WHAT NEEDS TO BE DONE -
Write out each entry, exactly the way it appears.
## start STORED DATA
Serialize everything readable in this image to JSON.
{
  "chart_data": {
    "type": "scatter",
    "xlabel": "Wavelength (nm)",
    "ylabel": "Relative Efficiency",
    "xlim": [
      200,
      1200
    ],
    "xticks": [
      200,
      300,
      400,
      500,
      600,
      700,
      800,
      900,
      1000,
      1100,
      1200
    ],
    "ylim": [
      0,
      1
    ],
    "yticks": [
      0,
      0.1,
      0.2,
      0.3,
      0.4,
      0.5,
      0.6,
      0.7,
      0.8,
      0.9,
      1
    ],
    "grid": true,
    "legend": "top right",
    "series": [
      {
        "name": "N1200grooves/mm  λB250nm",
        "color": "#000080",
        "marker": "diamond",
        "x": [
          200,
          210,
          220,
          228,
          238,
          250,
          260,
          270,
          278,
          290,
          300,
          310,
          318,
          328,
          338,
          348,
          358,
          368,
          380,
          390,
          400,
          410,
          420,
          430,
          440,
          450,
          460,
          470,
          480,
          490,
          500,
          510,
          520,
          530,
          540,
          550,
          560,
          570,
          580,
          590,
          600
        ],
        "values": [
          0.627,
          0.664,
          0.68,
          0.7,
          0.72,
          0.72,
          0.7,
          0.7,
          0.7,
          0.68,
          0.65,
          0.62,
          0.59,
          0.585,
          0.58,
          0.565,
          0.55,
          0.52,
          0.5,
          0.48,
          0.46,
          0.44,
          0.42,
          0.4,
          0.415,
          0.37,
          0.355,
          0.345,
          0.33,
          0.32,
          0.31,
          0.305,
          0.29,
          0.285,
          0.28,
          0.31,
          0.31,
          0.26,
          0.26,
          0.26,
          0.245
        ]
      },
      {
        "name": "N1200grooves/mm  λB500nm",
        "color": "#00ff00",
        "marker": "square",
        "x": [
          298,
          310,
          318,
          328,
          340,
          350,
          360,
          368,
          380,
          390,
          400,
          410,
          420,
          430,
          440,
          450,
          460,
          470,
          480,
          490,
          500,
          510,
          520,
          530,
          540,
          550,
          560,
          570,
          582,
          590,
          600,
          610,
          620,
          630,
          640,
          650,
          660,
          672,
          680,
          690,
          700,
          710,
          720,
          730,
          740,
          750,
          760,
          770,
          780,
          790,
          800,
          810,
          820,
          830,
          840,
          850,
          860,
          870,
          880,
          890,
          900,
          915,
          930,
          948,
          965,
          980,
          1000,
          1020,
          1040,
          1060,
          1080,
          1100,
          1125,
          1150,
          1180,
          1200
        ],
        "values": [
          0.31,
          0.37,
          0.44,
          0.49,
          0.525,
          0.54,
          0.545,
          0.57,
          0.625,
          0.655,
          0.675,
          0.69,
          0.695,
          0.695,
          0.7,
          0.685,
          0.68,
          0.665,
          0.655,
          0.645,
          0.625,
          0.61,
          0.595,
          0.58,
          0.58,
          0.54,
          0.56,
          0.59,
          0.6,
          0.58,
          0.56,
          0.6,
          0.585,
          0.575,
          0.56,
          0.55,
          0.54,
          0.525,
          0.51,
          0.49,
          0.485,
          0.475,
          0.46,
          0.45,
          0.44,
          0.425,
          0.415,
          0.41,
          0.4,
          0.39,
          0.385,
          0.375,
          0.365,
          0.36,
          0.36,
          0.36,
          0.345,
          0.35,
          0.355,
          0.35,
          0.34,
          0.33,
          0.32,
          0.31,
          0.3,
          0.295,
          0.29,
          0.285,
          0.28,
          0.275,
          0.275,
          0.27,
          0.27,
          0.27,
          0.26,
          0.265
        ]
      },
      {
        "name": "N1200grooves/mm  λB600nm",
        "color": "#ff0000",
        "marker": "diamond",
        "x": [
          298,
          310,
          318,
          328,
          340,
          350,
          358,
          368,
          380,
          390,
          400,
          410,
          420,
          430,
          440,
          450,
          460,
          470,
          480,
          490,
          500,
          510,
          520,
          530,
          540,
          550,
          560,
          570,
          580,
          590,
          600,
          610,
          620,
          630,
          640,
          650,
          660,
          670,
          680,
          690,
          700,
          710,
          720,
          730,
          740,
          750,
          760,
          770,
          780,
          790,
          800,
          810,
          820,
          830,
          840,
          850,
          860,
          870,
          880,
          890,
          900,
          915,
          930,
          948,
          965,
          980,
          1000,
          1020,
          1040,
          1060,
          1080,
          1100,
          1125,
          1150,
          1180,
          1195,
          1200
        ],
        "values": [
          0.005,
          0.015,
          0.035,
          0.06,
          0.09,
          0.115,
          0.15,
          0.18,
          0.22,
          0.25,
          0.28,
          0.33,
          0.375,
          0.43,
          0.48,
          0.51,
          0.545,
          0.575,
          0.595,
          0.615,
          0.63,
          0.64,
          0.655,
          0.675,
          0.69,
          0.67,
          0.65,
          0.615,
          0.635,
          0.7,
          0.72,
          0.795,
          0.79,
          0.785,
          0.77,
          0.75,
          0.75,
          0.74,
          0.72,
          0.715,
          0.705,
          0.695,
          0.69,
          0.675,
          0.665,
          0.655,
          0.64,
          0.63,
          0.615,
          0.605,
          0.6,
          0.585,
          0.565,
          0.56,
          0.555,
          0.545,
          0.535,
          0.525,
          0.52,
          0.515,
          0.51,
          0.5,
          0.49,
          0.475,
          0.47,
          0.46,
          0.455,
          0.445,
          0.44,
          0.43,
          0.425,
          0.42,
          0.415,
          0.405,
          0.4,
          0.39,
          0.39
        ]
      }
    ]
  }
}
## end STORED DATA
RESPONSE FOR THIS EXERCISE -
Serialize everything readable in this image to JSON.
{
  "chart_data": {
    "type": "scatter",
    "xlabel": "Wavelength (nm)",
    "ylabel": "Relative Efficiency",
    "xlim": [
      200,
      1200
    ],
    "xticks": [
      200,
      300,
      400,
      500,
      600,
      700,
      800,
      900,
      1000,
      1100,
      1200
    ],
    "ylim": [
      0,
      1
    ],
    "yticks": [
      0,
      0.1,
      0.2,
      0.3,
      0.4,
      0.5,
      0.6,
      0.7,
      0.8,
      0.9,
      1
    ],
    "grid": true,
    "legend": "top right",
    "series": [
      {
        "name": "N1200grooves/mm  λB250nm",
        "color": "#000080",
        "marker": "diamond",
        "x": [
          200,
          210,
          220,
          228,
          238,
          250,
          260,
          270,
          278,
          290,
          300,
          310,
          318,
          328,
          338,
          348,
          358,
          368,
          380,
          390,
          400,
          410,
          420,
          430,
          440,
          450,
          460,
          470,
          480,
          490,
          500,
          510,
          520,
          530,
          540,
          550,
          560,
          570,
          580,
          590,
          600
        ],
        "values": [
          0.627,
          0.664,
          0.68,
          0.7,
          0.72,
          0.72,
          0.7,
          0.7,
          0.7,
          0.68,
          0.65,
          0.62,
          0.59,
          0.585,
          0.58,
          0.565,
          0.55,
          0.52,
          0.5,
          0.48,
          0.46,
          0.44,
          0.42,
          0.4,
          0.415,
          0.37,
          0.355,
          0.345,
          0.33,
          0.32,
          0.31,
          0.305,
          0.29,
          0.285,
          0.28,
          0.31,
          0.31,
          0.26,
          0.26,
          0.26,
          0.245
        ]
      },
      {
        "name": "N1200grooves/mm  λB500nm",
        "color": "#00ff00",
        "marker": "square",
        "x": [
          298,
          310,
          318,
          328,
          340,
          350,
          360,
          368,
          380,
          390,
          400,
          410,
          420,
          430,
          440,
          450,
          460,
          470,
          480,
          490,
          500,
          510,
          520,
          530,
          540,
          550,
          560,
          570,
          582,
          590,
          600,
          610,
          620,
          630,
          640,
          650,
          660,
          672,
          680,
          690,
          700,
          710,
          720,
          730,
          740,
          750,
          760,
          770,
          780,
          790,
          800,
          810,
          820,
          830,
          840,
          850,
          860,
          870,
          880,
          890,
          900,
          915,
          930,
          948,
          965,
          980,
          1000,
          1020,
          1040,
          1060,
          1080,
          1100,
          1125,
          1150,
          1180,
          1200
        ],
        "values": [
          0.31,
          0.37,
          0.44,
          0.49,
          0.525,
          0.54,
          0.545,
          0.57,
          0.625,
          0.655,
          0.675,
          0.69,
          0.695,
          0.695,
          0.7,
          0.685,
          0.68,
          0.665,
          0.655,
          0.645,
          0.625,
          0.61,
          0.595,
          0.58,
          0.58,
          0.54,
          0.56,
          0.59,
          0.6,
          0.58,
          0.56,
          0.6,
          0.585,
          0.575,
          0.56,
          0.55,
          0.54,
          0.525,
          0.51,
          0.49,
          0.485,
          0.475,
          0.46,
          0.45,
          0.44,
          0.425,
          0.415,
          0.41,
          0.4,
          0.39,
          0.385,
          0.375,
          0.365,
          0.36,
          0.36,
          0.36,
          0.345,
          0.35,
          0.355,
          0.35,
          0.34,
          0.33,
          0.32,
          0.31,
          0.3,
          0.295,
          0.29,
          0.285,
          0.28,
          0.275,
          0.275,
          0.27,
          0.27,
          0.27,
          0.26,
          0.265
        ]
      },
      {
        "name": "N1200grooves/mm  λB600nm",
        "color": "#ff0000",
        "marker": "diamond",
        "x": [
          298,
          310,
          318,
          328,
          340,
          350,
          358,
          368,
          380,
          390,
          400,
          410,
          420,
          430,
          440,
          450,
          460,
          470,
          480,
          490,
          500,
          510,
          520,
          530,
          540,
          550,
          560,
          570,
          580,
          590,
          600,
          610,
          620,
          630,
          640,
          650,
          660,
          670,
          680,
          690,
          700,
          710,
          720,
          730,
          740,
          750,
          760,
          770,
          780,
          790,
          800,
          810,
          820,
          830,
          840,
          850,
          860,
          870,
          880,
          890,
          900,
          915,
          930,
          948,
          965,
          980,
          1000,
          1020,
          1040,
          1060,
          1080,
          1100,
          1125,
          1150,
          1180,
          1195,
          1200
        ],
        "values": [
          0.005,
          0.015,
          0.035,
          0.06,
          0.09,
          0.115,
          0.15,
          0.18,
          0.22,
          0.25,
          0.28,
          0.33,
          0.375,
          0.43,
          0.48,
          0.51,
          0.545,
          0.575,
          0.595,
          0.615,
          0.63,
          0.64,
          0.655,
          0.675,
          0.69,
          0.67,
          0.65,
          0.615,
          0.635,
          0.7,
          0.72,
          0.795,
          0.79,
          0.785,
          0.77,
          0.75,
          0.75,
          0.74,
          0.72,
          0.715,
          0.705,
          0.695,
          0.69,
          0.675,
          0.665,
          0.655,
          0.64,
          0.63,
          0.615,
          0.605,
          0.6,
          0.585,
          0.565,
          0.56,
          0.555,
          0.545,
          0.535,
          0.525,
          0.52,
          0.515,
          0.51,
          0.5,
          0.49,
          0.475,
          0.47,
          0.46,
          0.455,
          0.445,
          0.44,
          0.43,
          0.425,
          0.42,
          0.415,
          0.405,
          0.4,
          0.39,
          0.39
        ]
      }
    ]
  }
}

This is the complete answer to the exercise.